WHAT YOU HAVE TO DO: Copy out each line featuring the string "Confirm" from the entries beneath.

[Records from a data source]
◇ ◇ ◇ ◇
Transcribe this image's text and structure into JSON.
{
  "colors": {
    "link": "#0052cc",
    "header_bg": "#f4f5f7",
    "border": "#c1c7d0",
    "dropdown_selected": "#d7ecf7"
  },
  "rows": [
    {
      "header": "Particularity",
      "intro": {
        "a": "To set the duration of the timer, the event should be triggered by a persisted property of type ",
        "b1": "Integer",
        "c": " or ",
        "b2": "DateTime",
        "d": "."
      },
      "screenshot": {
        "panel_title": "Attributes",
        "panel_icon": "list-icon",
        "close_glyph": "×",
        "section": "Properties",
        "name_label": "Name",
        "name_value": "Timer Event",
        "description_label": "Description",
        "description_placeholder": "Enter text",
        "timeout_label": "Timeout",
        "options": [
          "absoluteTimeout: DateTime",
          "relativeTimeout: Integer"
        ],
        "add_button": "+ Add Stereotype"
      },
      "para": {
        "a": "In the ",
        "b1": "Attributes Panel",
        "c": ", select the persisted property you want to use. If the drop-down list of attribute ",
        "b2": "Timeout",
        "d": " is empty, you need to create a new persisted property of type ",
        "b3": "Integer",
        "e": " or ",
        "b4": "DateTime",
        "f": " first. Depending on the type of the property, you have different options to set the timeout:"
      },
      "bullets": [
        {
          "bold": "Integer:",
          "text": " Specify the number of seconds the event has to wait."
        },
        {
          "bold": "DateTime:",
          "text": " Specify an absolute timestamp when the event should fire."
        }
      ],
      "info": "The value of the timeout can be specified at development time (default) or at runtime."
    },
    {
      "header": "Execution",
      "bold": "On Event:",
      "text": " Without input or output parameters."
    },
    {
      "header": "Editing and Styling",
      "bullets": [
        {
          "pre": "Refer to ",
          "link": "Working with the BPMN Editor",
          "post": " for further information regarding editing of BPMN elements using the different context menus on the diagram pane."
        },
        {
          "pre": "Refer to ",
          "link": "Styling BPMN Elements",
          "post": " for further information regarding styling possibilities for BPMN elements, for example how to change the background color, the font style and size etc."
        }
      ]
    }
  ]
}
◇ ◇ ◇ ◇
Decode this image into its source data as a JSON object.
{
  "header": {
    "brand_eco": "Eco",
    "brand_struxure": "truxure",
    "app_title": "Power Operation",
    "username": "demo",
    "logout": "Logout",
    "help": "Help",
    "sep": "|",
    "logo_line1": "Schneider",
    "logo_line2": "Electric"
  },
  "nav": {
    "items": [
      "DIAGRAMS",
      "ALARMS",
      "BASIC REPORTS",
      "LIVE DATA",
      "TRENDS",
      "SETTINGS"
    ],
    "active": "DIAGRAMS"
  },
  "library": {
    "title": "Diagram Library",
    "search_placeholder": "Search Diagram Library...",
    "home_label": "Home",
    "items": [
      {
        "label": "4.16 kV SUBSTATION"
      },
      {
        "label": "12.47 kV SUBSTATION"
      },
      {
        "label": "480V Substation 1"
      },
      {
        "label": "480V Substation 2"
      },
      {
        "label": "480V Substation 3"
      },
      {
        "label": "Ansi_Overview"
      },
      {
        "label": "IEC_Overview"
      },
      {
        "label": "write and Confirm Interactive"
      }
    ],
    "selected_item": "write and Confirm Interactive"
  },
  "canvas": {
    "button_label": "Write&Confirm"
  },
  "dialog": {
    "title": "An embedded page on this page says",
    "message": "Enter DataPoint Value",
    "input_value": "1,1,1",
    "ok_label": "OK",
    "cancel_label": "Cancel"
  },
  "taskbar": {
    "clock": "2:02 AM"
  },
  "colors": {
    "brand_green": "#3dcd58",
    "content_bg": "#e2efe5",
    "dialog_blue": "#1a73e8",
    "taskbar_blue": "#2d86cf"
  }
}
◇ ◇ ◇ ◇
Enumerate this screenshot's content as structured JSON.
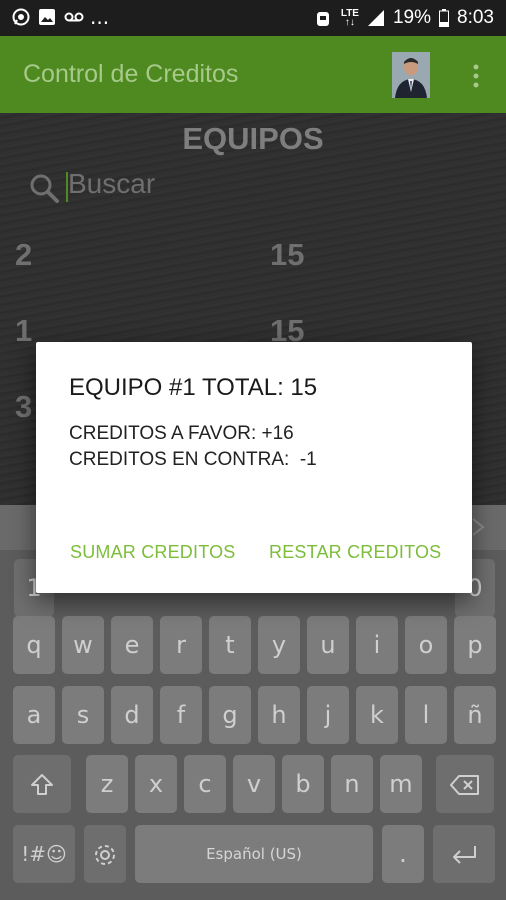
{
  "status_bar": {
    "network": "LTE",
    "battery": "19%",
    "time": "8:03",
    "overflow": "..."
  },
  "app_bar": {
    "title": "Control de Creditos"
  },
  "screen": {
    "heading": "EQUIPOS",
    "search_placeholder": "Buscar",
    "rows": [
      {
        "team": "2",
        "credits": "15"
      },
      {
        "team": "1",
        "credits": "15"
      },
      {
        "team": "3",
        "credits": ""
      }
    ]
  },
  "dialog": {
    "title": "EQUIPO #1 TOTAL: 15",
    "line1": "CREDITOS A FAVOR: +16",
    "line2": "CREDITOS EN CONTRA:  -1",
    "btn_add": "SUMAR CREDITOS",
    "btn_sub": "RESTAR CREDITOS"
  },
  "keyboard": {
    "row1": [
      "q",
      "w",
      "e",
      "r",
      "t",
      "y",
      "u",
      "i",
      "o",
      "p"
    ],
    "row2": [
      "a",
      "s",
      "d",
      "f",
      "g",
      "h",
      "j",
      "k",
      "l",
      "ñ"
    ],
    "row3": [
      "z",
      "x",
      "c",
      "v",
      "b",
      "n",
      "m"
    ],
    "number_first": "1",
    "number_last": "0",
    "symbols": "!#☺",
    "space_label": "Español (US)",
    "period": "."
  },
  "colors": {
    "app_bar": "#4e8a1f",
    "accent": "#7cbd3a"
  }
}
◇ ◇ ◇ ◇
IN RESPONSE:
        "label": "write and Confirm Interactive"
    "selected_item": "write and Confirm Interactive"
    "button_label": "Write&Confirm"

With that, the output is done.